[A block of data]
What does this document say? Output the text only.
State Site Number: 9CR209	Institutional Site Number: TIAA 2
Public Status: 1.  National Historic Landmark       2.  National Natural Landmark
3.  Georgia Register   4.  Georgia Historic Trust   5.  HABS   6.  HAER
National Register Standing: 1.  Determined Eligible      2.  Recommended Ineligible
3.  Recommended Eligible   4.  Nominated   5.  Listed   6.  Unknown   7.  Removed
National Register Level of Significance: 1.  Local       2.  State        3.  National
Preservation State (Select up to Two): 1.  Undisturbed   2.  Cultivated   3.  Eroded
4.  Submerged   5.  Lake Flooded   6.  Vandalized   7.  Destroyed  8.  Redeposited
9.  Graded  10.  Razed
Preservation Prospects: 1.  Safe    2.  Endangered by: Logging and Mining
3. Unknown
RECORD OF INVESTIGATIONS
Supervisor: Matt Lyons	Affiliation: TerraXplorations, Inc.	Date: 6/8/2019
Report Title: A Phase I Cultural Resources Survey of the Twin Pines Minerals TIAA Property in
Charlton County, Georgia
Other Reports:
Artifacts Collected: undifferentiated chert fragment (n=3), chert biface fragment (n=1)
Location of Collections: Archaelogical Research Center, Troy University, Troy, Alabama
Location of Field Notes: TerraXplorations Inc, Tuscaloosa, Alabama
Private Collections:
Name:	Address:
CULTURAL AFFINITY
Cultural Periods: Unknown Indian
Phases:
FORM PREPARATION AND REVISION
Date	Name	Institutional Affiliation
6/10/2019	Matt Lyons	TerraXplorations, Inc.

▸ **TASK BRIEF**:
Transcribe each entry exactly.

▸ **FULL ANSWER**:
What does this document say? Output the text only.
State Site Number: 9CR209	Institutional Site Number: TIAA 2
Public Status: 1.  National Historic Landmark       2.  National Natural Landmark
3.  Georgia Register   4.  Georgia Historic Trust   5.  HABS   6.  HAER
National Register Standing: 1.  Determined Eligible      2.  Recommended Ineligible
3.  Recommended Eligible   4.  Nominated   5.  Listed   6.  Unknown   7.  Removed
National Register Level of Significance: 1.  Local       2.  State        3.  National
Preservation State (Select up to Two): 1.  Undisturbed   2.  Cultivated   3.  Eroded
4.  Submerged   5.  Lake Flooded   6.  Vandalized   7.  Destroyed  8.  Redeposited
9.  Graded  10.  Razed
Preservation Prospects: 1.  Safe    2.  Endangered by: Logging and Mining
3. Unknown
RECORD OF INVESTIGATIONS
Supervisor: Matt Lyons	Affiliation: TerraXplorations, Inc.	Date: 6/8/2019
Report Title: A Phase I Cultural Resources Survey of the Twin Pines Minerals TIAA Property in
Charlton County, Georgia
Other Reports:
Artifacts Collected: undifferentiated chert fragment (n=3), chert biface fragment (n=1)
Location of Collections: Archaelogical Research Center, Troy University, Troy, Alabama
Location of Field Notes: TerraXplorations Inc, Tuscaloosa, Alabama
Private Collections:
Name:	Address:
CULTURAL AFFINITY
Cultural Periods: Unknown Indian
Phases:
FORM PREPARATION AND REVISION
Date	Name	Institutional Affiliation
6/10/2019	Matt Lyons	TerraXplorations, Inc.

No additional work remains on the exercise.